_YOUR INSTRUCTIONS_.
All of the data below should be written out exactly.

_THE RECORDS_.

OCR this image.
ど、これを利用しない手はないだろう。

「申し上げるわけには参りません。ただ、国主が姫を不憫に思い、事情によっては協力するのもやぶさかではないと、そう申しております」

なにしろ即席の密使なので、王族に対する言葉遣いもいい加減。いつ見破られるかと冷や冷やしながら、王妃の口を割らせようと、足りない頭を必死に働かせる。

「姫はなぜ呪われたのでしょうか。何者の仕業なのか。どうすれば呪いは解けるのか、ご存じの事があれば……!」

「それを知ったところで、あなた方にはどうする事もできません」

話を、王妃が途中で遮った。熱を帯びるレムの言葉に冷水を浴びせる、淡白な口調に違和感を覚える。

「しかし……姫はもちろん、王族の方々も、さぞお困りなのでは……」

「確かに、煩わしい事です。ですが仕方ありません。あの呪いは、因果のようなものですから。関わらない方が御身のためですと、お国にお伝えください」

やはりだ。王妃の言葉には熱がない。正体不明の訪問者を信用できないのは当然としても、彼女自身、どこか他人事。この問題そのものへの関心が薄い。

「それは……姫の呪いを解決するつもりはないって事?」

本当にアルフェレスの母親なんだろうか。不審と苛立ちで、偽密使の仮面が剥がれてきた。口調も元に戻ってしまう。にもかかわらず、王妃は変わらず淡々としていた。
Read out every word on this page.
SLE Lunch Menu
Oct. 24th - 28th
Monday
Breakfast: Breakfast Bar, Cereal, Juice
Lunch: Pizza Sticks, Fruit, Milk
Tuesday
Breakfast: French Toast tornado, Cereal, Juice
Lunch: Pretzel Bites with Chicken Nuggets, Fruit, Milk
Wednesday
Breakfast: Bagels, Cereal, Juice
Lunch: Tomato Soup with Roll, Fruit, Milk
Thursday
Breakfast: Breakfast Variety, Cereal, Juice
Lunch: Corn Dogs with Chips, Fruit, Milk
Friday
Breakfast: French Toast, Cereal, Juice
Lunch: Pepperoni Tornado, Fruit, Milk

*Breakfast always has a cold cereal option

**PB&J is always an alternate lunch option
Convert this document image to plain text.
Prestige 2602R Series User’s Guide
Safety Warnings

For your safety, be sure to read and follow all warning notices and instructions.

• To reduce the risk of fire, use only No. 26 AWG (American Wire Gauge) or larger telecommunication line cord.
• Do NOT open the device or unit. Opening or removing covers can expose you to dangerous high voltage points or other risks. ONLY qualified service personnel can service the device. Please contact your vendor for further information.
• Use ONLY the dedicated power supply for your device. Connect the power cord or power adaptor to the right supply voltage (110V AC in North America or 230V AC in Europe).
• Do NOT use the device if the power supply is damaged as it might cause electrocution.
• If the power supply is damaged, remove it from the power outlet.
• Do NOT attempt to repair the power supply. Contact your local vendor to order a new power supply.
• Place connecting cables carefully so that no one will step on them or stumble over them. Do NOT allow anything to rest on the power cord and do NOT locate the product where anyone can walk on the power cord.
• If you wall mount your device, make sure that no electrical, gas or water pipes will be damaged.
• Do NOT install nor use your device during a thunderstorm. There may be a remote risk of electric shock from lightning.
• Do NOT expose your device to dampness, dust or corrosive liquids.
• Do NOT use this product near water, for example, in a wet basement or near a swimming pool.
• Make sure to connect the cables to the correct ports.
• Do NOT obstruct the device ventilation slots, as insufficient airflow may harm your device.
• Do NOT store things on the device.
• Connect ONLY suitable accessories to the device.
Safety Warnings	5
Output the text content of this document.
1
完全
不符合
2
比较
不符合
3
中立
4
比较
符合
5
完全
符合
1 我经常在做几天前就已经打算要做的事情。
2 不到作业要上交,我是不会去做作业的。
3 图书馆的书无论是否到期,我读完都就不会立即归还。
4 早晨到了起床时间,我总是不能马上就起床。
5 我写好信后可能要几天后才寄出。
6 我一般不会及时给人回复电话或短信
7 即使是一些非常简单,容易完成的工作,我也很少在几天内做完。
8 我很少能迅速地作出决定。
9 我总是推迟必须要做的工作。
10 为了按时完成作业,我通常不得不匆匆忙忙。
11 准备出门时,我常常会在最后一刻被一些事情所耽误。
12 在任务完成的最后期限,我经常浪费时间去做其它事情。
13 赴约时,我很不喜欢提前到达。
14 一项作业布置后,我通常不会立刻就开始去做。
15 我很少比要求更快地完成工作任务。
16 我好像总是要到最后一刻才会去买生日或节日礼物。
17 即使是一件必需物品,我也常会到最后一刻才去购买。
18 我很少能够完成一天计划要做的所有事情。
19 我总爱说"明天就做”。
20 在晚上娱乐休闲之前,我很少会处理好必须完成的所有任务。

_TASK OUTPUT_.
OCR this image.
ど、これを利用しない手はないだろう。

「申し上げるわけには参りません。ただ、国主が姫を不憫に思い、事情によっては協力するのもやぶさかではないと、そう申しております」

なにしろ即席の密使なので、王族に対する言葉遣いもいい加減。いつ見破られるかと冷や冷やしながら、王妃の口を割らせようと、足りない頭を必死に働かせる。

「姫はなぜ呪われたのでしょうか。何者の仕業なのか。どうすれば呪いは解けるのか、ご存じの事があれば……!」

「それを知ったところで、あなた方にはどうする事もできません」

話を、王妃が途中で遮った。熱を帯びるレムの言葉に冷水を浴びせる、淡白な口調に違和感を覚える。

「しかし……姫はもちろん、王族の方々も、さぞお困りなのでは……」

「確かに、煩わしい事です。ですが仕方ありません。あの呪いは、因果のようなものですから。関わらない方が御身のためですと、お国にお伝えください」

やはりだ。王妃の言葉には熱がない。正体不明の訪問者を信用できないのは当然としても、彼女自身、どこか他人事。この問題そのものへの関心が薄い。

「それは……姫の呪いを解決するつもりはないって事?」

本当にアルフェレスの母親なんだろうか。不審と苛立ちで、偽密使の仮面が剥がれてきた。口調も元に戻ってしまう。にもかかわらず、王妃は変わらず淡々としていた。
Read out every word on this page.
SLE Lunch Menu
Oct. 24th - 28th
Monday
Breakfast: Breakfast Bar, Cereal, Juice
Lunch: Pizza Sticks, Fruit, Milk
Tuesday
Breakfast: French Toast tornado, Cereal, Juice
Lunch: Pretzel Bites with Chicken Nuggets, Fruit, Milk
Wednesday
Breakfast: Bagels, Cereal, Juice
Lunch: Tomato Soup with Roll, Fruit, Milk
Thursday
Breakfast: Breakfast Variety, Cereal, Juice
Lunch: Corn Dogs with Chips, Fruit, Milk
Friday
Breakfast: French Toast, Cereal, Juice
Lunch: Pepperoni Tornado, Fruit, Milk

*Breakfast always has a cold cereal option

**PB&J is always an alternate lunch option
Convert this document image to plain text.
Prestige 2602R Series User’s Guide
Safety Warnings

For your safety, be sure to read and follow all warning notices and instructions.

• To reduce the risk of fire, use only No. 26 AWG (American Wire Gauge) or larger telecommunication line cord.
• Do NOT open the device or unit. Opening or removing covers can expose you to dangerous high voltage points or other risks. ONLY qualified service personnel can service the device. Please contact your vendor for further information.
• Use ONLY the dedicated power supply for your device. Connect the power cord or power adaptor to the right supply voltage (110V AC in North America or 230V AC in Europe).
• Do NOT use the device if the power supply is damaged as it might cause electrocution.
• If the power supply is damaged, remove it from the power outlet.
• Do NOT attempt to repair the power supply. Contact your local vendor to order a new power supply.
• Place connecting cables carefully so that no one will step on them or stumble over them. Do NOT allow anything to rest on the power cord and do NOT locate the product where anyone can walk on the power cord.
• If you wall mount your device, make sure that no electrical, gas or water pipes will be damaged.
• Do NOT install nor use your device during a thunderstorm. There may be a remote risk of electric shock from lightning.
• Do NOT expose your device to dampness, dust or corrosive liquids.
• Do NOT use this product near water, for example, in a wet basement or near a swimming pool.
• Make sure to connect the cables to the correct ports.
• Do NOT obstruct the device ventilation slots, as insufficient airflow may harm your device.
• Do NOT store things on the device.
• Connect ONLY suitable accessories to the device.
Safety Warnings	5
Output the text content of this document.
1
完全
不符合
2
比较
不符合
3
中立
4
比较
符合
5
完全
符合
1 我经常在做几天前就已经打算要做的事情。
2 不到作业要上交,我是不会去做作业的。
3 图书馆的书无论是否到期,我读完都就不会立即归还。
4 早晨到了起床时间,我总是不能马上就起床。
5 我写好信后可能要几天后才寄出。
6 我一般不会及时给人回复电话或短信
7 即使是一些非常简单,容易完成的工作,我也很少在几天内做完。
8 我很少能迅速地作出决定。
9 我总是推迟必须要做的工作。
10 为了按时完成作业,我通常不得不匆匆忙忙。
11 准备出门时,我常常会在最后一刻被一些事情所耽误。
12 在任务完成的最后期限,我经常浪费时间去做其它事情。
13 赴约时,我很不喜欢提前到达。
14 一项作业布置后,我通常不会立刻就开始去做。
15 我很少比要求更快地完成工作任务。
16 我好像总是要到最后一刻才会去买生日或节日礼物。
17 即使是一件必需物品,我也常会到最后一刻才去购买。
18 我很少能够完成一天计划要做的所有事情。
19 我总爱说"明天就做”。
20 在晚上娱乐休闲之前,我很少会处理好必须完成的所有任务。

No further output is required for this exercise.